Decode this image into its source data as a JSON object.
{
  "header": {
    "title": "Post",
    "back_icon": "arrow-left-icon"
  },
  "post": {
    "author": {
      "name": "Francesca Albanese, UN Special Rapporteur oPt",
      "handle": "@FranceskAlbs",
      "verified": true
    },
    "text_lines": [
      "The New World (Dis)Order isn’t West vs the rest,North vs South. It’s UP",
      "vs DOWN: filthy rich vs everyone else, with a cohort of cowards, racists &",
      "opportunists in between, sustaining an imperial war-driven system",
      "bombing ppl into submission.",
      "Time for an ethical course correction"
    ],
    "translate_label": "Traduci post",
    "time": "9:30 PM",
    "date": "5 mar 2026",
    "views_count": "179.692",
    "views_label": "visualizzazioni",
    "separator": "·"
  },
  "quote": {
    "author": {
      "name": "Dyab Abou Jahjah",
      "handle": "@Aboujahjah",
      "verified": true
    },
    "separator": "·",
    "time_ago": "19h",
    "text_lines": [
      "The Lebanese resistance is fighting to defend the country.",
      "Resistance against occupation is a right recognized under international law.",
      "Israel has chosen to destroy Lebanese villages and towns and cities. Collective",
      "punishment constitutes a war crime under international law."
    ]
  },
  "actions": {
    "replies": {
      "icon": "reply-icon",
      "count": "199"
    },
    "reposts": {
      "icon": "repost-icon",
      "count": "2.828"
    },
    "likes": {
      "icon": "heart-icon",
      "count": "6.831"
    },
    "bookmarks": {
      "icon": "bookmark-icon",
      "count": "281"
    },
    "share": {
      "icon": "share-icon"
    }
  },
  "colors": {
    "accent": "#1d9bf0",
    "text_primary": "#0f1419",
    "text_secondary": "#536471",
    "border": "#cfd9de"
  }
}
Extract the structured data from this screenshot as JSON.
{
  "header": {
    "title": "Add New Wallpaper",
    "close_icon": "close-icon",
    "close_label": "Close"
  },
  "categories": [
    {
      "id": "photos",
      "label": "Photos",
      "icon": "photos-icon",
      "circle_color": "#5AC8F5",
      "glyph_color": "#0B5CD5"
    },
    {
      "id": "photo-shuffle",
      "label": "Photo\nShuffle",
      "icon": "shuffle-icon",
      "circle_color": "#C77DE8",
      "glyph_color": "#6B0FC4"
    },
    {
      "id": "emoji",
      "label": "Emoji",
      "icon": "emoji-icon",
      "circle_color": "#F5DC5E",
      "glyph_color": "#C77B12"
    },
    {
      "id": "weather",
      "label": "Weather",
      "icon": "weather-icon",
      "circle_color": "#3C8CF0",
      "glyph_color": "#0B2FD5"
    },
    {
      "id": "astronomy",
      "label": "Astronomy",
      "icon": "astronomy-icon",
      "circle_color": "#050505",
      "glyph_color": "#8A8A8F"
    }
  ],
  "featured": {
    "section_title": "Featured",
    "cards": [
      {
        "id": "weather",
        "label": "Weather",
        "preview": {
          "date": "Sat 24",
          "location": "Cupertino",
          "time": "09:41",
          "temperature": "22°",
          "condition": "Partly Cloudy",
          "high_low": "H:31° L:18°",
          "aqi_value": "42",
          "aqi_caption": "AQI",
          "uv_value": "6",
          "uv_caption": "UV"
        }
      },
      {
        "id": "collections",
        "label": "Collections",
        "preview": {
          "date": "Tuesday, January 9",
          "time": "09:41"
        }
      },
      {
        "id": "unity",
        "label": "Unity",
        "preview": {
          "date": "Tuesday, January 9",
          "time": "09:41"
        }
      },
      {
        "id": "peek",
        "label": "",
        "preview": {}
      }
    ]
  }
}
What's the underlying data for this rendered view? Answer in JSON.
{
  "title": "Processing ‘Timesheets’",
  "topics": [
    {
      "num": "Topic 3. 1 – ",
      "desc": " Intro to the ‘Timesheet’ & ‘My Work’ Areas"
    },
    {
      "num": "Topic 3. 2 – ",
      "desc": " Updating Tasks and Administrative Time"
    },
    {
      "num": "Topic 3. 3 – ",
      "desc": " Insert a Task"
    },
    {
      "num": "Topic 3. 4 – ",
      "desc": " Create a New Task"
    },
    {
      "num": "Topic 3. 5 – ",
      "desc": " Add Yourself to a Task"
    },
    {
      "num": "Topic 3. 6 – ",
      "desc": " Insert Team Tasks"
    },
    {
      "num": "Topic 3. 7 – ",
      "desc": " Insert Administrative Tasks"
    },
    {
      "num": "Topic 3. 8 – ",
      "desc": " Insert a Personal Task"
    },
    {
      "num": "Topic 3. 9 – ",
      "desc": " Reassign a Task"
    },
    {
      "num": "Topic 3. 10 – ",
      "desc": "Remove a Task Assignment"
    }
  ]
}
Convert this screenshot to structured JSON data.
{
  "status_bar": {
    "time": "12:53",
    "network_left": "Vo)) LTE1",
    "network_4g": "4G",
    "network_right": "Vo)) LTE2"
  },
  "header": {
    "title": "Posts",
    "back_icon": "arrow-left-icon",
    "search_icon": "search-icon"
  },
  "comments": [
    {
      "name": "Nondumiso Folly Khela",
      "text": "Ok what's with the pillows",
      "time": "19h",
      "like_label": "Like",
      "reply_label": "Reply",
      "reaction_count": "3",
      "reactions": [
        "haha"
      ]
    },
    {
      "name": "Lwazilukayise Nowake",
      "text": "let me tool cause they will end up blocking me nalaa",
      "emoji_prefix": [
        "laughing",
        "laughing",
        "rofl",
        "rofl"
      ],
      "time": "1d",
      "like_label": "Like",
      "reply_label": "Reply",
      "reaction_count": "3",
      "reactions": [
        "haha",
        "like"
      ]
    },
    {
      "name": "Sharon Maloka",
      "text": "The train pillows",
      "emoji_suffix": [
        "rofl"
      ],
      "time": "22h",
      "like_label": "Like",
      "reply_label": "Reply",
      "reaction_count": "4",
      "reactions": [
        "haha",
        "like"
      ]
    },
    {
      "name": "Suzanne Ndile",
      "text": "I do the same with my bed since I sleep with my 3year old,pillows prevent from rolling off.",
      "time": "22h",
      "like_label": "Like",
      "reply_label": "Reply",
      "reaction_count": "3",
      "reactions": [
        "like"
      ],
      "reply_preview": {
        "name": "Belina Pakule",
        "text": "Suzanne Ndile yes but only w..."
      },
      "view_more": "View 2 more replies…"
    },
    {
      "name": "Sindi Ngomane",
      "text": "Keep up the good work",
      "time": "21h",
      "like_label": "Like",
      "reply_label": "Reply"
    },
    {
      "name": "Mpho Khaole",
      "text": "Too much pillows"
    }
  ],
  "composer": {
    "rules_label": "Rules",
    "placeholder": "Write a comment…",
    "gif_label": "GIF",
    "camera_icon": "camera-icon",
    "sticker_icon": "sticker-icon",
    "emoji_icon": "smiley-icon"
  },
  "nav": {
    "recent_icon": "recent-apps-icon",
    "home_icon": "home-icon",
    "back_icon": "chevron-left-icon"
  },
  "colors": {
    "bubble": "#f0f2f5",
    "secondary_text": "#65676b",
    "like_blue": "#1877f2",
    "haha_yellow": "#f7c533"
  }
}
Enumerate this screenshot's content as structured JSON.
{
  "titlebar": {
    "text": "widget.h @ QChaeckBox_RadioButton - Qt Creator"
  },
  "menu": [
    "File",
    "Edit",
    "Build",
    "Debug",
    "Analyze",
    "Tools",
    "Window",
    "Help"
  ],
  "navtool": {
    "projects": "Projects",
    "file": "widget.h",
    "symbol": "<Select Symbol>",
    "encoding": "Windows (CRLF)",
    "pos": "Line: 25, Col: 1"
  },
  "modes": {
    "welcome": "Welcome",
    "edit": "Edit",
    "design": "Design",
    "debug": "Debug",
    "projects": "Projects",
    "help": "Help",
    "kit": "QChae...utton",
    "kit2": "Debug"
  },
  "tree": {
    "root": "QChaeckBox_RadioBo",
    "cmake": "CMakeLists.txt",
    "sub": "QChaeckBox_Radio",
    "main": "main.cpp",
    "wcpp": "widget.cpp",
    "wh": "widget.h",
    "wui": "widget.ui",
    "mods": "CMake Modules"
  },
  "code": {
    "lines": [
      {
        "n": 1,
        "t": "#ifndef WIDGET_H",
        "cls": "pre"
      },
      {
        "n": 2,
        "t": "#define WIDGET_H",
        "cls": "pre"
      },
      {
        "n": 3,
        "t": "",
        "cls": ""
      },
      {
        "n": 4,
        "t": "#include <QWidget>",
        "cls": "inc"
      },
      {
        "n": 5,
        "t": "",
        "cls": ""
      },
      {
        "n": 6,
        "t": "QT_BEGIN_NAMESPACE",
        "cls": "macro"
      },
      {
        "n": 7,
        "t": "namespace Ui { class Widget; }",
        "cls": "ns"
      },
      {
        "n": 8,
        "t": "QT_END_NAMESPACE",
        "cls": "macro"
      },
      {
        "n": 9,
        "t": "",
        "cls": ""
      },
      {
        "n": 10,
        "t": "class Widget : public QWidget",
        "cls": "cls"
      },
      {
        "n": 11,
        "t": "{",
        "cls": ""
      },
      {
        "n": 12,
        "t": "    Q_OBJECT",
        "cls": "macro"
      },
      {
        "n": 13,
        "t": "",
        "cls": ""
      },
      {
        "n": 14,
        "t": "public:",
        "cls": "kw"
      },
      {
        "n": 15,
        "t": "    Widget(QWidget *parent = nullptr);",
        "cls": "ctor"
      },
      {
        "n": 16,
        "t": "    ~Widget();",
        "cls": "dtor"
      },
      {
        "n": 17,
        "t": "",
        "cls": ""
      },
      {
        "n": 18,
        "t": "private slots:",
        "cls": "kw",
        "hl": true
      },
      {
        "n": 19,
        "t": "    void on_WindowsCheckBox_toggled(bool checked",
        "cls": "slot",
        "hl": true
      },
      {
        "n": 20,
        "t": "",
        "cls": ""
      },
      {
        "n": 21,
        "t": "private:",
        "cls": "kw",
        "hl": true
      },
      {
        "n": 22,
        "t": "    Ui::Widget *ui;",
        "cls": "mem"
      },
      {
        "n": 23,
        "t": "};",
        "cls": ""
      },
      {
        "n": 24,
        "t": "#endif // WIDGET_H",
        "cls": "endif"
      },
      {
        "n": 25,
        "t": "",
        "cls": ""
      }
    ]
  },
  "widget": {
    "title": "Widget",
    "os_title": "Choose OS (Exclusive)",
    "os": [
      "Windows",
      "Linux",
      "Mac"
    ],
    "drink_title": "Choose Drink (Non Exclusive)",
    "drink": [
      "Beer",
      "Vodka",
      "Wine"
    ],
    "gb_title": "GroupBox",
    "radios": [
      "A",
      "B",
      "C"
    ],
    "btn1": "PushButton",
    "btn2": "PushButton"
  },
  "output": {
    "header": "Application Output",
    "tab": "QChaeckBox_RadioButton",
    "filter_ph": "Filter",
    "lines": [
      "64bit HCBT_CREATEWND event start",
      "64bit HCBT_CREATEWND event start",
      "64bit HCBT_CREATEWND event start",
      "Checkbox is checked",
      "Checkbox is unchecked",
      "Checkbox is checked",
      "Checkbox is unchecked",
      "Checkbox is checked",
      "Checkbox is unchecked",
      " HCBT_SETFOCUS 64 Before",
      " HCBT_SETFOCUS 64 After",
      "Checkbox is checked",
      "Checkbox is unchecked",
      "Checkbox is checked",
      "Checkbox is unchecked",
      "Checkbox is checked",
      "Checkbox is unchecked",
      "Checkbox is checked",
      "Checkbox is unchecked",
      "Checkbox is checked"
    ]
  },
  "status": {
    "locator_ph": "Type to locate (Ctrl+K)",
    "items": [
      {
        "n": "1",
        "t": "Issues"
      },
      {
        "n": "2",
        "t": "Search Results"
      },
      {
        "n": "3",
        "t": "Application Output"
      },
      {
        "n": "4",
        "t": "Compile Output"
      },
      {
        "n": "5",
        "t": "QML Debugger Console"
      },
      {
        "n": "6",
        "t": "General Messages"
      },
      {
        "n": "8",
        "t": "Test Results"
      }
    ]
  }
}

Job> Only lines with the word "international" are wanted, so copy each one from the records.

Solution for this problem>
      "Resistance against occupation is a right recognized under international law.",
      "punishment constitutes a war crime under international law."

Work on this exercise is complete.